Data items
= = =

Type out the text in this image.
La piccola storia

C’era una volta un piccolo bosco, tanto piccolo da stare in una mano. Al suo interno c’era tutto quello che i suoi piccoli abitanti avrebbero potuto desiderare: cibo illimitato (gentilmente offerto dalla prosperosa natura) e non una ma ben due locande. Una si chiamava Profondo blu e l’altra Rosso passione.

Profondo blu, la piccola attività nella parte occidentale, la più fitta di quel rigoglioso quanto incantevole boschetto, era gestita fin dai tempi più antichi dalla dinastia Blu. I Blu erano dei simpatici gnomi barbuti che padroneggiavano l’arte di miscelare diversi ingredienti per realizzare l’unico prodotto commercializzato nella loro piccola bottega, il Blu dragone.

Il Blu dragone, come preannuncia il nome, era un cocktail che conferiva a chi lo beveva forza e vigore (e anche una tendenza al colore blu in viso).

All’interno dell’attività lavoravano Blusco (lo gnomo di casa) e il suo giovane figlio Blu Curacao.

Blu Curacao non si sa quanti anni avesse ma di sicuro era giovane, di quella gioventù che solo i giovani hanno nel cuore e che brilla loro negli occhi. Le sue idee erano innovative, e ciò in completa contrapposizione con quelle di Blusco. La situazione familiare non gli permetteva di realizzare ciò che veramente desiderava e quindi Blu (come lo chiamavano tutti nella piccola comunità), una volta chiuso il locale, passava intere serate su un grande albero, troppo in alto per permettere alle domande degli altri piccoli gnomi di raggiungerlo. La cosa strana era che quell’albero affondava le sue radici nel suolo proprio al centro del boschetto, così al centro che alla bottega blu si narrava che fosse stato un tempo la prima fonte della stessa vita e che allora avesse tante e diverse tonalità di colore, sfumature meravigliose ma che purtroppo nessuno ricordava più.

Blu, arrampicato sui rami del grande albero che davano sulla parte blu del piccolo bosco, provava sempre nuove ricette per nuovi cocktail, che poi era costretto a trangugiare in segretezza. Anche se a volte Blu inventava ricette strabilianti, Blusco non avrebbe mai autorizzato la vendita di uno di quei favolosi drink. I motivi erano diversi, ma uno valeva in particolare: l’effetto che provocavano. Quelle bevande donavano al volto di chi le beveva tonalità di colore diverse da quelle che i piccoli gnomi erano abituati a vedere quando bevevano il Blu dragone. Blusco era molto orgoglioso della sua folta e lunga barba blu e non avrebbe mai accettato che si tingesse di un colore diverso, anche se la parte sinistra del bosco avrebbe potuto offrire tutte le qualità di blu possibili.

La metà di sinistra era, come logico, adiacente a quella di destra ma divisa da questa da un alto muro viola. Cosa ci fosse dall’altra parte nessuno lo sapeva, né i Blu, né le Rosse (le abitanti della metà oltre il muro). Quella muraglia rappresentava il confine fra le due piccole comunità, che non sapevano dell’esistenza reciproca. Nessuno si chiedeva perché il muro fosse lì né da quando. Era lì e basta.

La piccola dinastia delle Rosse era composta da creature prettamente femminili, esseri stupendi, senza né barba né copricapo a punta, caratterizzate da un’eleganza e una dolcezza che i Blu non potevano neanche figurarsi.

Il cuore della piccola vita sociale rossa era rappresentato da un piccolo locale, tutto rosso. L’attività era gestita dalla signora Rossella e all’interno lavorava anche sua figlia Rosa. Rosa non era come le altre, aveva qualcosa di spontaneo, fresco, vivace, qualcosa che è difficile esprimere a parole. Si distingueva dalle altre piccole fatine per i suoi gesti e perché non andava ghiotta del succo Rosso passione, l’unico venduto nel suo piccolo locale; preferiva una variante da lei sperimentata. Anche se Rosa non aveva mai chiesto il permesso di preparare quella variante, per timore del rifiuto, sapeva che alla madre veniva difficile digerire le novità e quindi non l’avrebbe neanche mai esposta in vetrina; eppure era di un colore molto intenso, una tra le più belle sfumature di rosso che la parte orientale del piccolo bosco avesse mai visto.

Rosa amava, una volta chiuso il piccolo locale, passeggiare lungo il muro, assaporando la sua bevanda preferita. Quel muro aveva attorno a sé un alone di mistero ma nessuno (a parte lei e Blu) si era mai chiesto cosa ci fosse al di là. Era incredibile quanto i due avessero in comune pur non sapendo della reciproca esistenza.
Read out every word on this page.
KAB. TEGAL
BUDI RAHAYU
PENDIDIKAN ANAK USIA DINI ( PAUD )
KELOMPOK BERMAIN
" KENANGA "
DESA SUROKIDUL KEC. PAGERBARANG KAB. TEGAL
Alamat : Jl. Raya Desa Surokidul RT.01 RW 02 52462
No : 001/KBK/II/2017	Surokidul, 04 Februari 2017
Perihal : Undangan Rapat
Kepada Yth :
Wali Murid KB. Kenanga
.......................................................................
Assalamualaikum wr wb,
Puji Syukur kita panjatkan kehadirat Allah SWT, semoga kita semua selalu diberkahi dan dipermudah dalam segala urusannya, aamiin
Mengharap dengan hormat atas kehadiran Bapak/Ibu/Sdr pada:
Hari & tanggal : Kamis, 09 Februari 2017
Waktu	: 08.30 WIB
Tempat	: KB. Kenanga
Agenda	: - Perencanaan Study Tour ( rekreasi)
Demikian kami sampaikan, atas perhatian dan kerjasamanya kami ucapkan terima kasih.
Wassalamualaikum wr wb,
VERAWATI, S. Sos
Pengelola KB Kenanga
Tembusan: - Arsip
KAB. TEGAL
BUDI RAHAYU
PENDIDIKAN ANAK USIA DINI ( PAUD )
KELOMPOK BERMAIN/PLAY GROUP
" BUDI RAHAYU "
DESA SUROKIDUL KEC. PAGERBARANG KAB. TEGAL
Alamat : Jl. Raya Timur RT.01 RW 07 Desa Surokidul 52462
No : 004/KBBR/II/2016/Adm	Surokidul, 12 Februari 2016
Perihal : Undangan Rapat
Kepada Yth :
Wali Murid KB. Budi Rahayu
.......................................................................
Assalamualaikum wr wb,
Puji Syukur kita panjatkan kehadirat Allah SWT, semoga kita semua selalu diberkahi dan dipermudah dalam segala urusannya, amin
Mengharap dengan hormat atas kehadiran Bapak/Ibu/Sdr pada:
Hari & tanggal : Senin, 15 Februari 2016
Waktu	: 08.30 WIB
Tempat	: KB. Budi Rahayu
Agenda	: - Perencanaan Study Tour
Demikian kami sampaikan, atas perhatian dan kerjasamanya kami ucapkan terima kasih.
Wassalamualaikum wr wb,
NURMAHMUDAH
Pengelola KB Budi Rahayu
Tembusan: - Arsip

= = =

» **Task**:
Write an exact transcription of every entry above.

» **Response to the exercise**:
Type out the text in this image.
La piccola storia

C’era una volta un piccolo bosco, tanto piccolo da stare in una mano. Al suo interno c’era tutto quello che i suoi piccoli abitanti avrebbero potuto desiderare: cibo illimitato (gentilmente offerto dalla prosperosa natura) e non una ma ben due locande. Una si chiamava Profondo blu e l’altra Rosso passione.

Profondo blu, la piccola attività nella parte occidentale, la più fitta di quel rigoglioso quanto incantevole boschetto, era gestita fin dai tempi più antichi dalla dinastia Blu. I Blu erano dei simpatici gnomi barbuti che padroneggiavano l’arte di miscelare diversi ingredienti per realizzare l’unico prodotto commercializzato nella loro piccola bottega, il Blu dragone.

Il Blu dragone, come preannuncia il nome, era un cocktail che conferiva a chi lo beveva forza e vigore (e anche una tendenza al colore blu in viso).

All’interno dell’attività lavoravano Blusco (lo gnomo di casa) e il suo giovane figlio Blu Curacao.

Blu Curacao non si sa quanti anni avesse ma di sicuro era giovane, di quella gioventù che solo i giovani hanno nel cuore e che brilla loro negli occhi. Le sue idee erano innovative, e ciò in completa contrapposizione con quelle di Blusco. La situazione familiare non gli permetteva di realizzare ciò che veramente desiderava e quindi Blu (come lo chiamavano tutti nella piccola comunità), una volta chiuso il locale, passava intere serate su un grande albero, troppo in alto per permettere alle domande degli altri piccoli gnomi di raggiungerlo. La cosa strana era che quell’albero affondava le sue radici nel suolo proprio al centro del boschetto, così al centro che alla bottega blu si narrava che fosse stato un tempo la prima fonte della stessa vita e che allora avesse tante e diverse tonalità di colore, sfumature meravigliose ma che purtroppo nessuno ricordava più.

Blu, arrampicato sui rami del grande albero che davano sulla parte blu del piccolo bosco, provava sempre nuove ricette per nuovi cocktail, che poi era costretto a trangugiare in segretezza. Anche se a volte Blu inventava ricette strabilianti, Blusco non avrebbe mai autorizzato la vendita di uno di quei favolosi drink. I motivi erano diversi, ma uno valeva in particolare: l’effetto che provocavano. Quelle bevande donavano al volto di chi le beveva tonalità di colore diverse da quelle che i piccoli gnomi erano abituati a vedere quando bevevano il Blu dragone. Blusco era molto orgoglioso della sua folta e lunga barba blu e non avrebbe mai accettato che si tingesse di un colore diverso, anche se la parte sinistra del bosco avrebbe potuto offrire tutte le qualità di blu possibili.

La metà di sinistra era, come logico, adiacente a quella di destra ma divisa da questa da un alto muro viola. Cosa ci fosse dall’altra parte nessuno lo sapeva, né i Blu, né le Rosse (le abitanti della metà oltre il muro). Quella muraglia rappresentava il confine fra le due piccole comunità, che non sapevano dell’esistenza reciproca. Nessuno si chiedeva perché il muro fosse lì né da quando. Era lì e basta.

La piccola dinastia delle Rosse era composta da creature prettamente femminili, esseri stupendi, senza né barba né copricapo a punta, caratterizzate da un’eleganza e una dolcezza che i Blu non potevano neanche figurarsi.

Il cuore della piccola vita sociale rossa era rappresentato da un piccolo locale, tutto rosso. L’attività era gestita dalla signora Rossella e all’interno lavorava anche sua figlia Rosa. Rosa non era come le altre, aveva qualcosa di spontaneo, fresco, vivace, qualcosa che è difficile esprimere a parole. Si distingueva dalle altre piccole fatine per i suoi gesti e perché non andava ghiotta del succo Rosso passione, l’unico venduto nel suo piccolo locale; preferiva una variante da lei sperimentata. Anche se Rosa non aveva mai chiesto il permesso di preparare quella variante, per timore del rifiuto, sapeva che alla madre veniva difficile digerire le novità e quindi non l’avrebbe neanche mai esposta in vetrina; eppure era di un colore molto intenso, una tra le più belle sfumature di rosso che la parte orientale del piccolo bosco avesse mai visto.

Rosa amava, una volta chiuso il piccolo locale, passeggiare lungo il muro, assaporando la sua bevanda preferita. Quel muro aveva attorno a sé un alone di mistero ma nessuno (a parte lei e Blu) si era mai chiesto cosa ci fosse al di là. Era incredibile quanto i due avessero in comune pur non sapendo della reciproca esistenza.
Read out every word on this page.
KAB. TEGAL
BUDI RAHAYU
PENDIDIKAN ANAK USIA DINI ( PAUD )
KELOMPOK BERMAIN
" KENANGA "
DESA SUROKIDUL KEC. PAGERBARANG KAB. TEGAL
Alamat : Jl. Raya Desa Surokidul RT.01 RW 02 52462
No : 001/KBK/II/2017	Surokidul, 04 Februari 2017
Perihal : Undangan Rapat
Kepada Yth :
Wali Murid KB. Kenanga
.......................................................................
Assalamualaikum wr wb,
Puji Syukur kita panjatkan kehadirat Allah SWT, semoga kita semua selalu diberkahi dan dipermudah dalam segala urusannya, aamiin
Mengharap dengan hormat atas kehadiran Bapak/Ibu/Sdr pada:
Hari & tanggal : Kamis, 09 Februari 2017
Waktu	: 08.30 WIB
Tempat	: KB. Kenanga
Agenda	: - Perencanaan Study Tour ( rekreasi)
Demikian kami sampaikan, atas perhatian dan kerjasamanya kami ucapkan terima kasih.
Wassalamualaikum wr wb,
VERAWATI, S. Sos
Pengelola KB Kenanga
Tembusan: - Arsip
KAB. TEGAL
BUDI RAHAYU
PENDIDIKAN ANAK USIA DINI ( PAUD )
KELOMPOK BERMAIN/PLAY GROUP
" BUDI RAHAYU "
DESA SUROKIDUL KEC. PAGERBARANG KAB. TEGAL
Alamat : Jl. Raya Timur RT.01 RW 07 Desa Surokidul 52462
No : 004/KBBR/II/2016/Adm	Surokidul, 12 Februari 2016
Perihal : Undangan Rapat
Kepada Yth :
Wali Murid KB. Budi Rahayu
.......................................................................
Assalamualaikum wr wb,
Puji Syukur kita panjatkan kehadirat Allah SWT, semoga kita semua selalu diberkahi dan dipermudah dalam segala urusannya, amin
Mengharap dengan hormat atas kehadiran Bapak/Ibu/Sdr pada:
Hari & tanggal : Senin, 15 Februari 2016
Waktu	: 08.30 WIB
Tempat	: KB. Budi Rahayu
Agenda	: - Perencanaan Study Tour
Demikian kami sampaikan, atas perhatian dan kerjasamanya kami ucapkan terima kasih.
Wassalamualaikum wr wb,
NURMAHMUDAH
Pengelola KB Budi Rahayu
Tembusan: - Arsip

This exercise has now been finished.